REQUIREMENTS:
From the entries below, list each line with "defects".

INFORMATION PROVIDED:

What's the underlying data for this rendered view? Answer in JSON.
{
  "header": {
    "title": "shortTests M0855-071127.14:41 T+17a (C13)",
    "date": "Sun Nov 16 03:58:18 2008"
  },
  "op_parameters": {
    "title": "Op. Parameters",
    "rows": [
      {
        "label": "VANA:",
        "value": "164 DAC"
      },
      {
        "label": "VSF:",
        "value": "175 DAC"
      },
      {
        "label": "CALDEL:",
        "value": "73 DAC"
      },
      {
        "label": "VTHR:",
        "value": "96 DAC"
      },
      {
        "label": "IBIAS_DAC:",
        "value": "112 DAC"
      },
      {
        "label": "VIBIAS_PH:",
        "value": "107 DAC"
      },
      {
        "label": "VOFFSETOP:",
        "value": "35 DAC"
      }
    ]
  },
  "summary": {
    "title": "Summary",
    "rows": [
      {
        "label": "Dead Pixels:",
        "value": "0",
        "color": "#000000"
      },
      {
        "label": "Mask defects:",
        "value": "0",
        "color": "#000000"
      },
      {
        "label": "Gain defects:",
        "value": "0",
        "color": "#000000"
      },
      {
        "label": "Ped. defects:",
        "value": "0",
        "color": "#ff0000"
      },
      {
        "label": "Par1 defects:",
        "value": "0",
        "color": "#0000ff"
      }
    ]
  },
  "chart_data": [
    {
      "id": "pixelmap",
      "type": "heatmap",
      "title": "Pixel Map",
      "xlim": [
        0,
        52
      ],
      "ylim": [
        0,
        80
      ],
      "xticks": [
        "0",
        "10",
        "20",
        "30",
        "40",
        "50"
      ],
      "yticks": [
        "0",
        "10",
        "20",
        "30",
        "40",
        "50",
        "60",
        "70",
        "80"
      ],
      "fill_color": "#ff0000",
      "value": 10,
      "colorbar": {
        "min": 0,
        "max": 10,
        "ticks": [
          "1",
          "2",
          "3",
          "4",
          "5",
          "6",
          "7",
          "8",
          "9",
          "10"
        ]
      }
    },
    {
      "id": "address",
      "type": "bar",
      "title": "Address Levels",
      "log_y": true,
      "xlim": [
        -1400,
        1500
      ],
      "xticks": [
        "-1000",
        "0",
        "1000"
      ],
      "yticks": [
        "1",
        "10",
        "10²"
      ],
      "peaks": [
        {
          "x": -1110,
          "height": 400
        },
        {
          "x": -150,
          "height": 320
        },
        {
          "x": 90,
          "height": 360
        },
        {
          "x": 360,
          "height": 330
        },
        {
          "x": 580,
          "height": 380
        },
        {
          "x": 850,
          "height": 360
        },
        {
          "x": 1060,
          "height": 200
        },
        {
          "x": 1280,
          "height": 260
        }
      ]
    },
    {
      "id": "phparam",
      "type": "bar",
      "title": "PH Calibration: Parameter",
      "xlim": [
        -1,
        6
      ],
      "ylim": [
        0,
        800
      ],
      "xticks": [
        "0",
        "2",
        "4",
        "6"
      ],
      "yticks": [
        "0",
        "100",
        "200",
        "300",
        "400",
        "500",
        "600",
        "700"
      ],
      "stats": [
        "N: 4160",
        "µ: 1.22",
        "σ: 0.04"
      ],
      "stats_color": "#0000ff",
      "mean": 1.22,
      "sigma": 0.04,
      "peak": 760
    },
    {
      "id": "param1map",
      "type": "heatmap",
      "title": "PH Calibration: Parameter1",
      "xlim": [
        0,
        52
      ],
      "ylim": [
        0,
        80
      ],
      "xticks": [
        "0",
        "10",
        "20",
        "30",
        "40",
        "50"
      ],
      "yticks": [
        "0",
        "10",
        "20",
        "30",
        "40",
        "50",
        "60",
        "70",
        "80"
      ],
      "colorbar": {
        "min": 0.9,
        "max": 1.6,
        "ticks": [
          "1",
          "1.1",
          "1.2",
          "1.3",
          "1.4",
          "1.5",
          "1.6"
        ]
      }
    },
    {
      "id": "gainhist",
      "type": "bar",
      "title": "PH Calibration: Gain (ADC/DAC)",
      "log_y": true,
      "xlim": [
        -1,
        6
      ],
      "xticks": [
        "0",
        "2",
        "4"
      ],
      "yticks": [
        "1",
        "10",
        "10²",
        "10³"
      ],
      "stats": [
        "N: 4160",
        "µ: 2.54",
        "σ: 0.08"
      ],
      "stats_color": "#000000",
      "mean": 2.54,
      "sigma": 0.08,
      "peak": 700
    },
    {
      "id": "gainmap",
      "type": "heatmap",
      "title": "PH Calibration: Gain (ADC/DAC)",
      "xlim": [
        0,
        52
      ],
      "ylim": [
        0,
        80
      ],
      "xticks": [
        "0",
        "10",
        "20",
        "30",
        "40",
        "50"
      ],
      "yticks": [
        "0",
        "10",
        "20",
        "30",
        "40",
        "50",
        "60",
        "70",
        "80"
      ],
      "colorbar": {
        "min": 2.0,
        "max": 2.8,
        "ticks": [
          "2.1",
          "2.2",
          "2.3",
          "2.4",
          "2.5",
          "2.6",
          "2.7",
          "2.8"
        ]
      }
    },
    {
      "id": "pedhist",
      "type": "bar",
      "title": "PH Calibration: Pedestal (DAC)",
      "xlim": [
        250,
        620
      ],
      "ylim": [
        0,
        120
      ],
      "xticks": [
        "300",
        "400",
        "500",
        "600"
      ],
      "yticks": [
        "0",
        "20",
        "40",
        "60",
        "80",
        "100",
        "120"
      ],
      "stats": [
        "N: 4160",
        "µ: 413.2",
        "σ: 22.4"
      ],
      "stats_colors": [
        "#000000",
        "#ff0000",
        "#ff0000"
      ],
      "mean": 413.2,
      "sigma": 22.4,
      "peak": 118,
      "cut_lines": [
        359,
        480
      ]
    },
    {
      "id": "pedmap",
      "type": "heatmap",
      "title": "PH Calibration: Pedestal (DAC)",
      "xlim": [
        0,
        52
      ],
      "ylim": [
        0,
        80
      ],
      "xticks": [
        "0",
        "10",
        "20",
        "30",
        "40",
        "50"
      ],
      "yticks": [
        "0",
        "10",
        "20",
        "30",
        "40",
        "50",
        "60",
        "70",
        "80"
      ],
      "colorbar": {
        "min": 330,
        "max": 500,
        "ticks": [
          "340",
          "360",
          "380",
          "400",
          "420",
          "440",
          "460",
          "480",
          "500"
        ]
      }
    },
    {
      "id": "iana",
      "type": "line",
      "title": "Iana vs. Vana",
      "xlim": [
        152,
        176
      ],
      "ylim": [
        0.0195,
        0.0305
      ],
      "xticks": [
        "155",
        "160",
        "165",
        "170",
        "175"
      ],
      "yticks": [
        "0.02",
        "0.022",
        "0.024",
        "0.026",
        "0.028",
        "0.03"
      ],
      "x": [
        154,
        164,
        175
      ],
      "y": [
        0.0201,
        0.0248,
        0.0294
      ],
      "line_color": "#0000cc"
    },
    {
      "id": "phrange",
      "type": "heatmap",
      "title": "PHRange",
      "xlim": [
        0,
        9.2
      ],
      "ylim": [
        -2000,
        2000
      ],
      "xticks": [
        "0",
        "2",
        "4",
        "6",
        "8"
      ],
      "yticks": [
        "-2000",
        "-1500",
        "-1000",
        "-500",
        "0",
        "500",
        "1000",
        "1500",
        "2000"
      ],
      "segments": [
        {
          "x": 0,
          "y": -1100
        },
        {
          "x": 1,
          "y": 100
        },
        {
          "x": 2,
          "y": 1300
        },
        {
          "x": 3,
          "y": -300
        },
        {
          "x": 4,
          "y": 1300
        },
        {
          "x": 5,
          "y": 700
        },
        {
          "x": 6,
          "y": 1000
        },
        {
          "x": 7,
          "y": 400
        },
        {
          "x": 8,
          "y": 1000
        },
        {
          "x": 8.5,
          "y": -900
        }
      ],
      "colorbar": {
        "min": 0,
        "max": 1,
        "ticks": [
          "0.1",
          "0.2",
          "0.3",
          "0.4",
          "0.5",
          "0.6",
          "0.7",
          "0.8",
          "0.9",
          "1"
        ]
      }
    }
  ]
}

RESPONSE TO THIS TASK:
        "label": "Mask defects:",
        "label": "Gain defects:",
        "label": "Ped. defects:",
        "label": "Par1 defects:",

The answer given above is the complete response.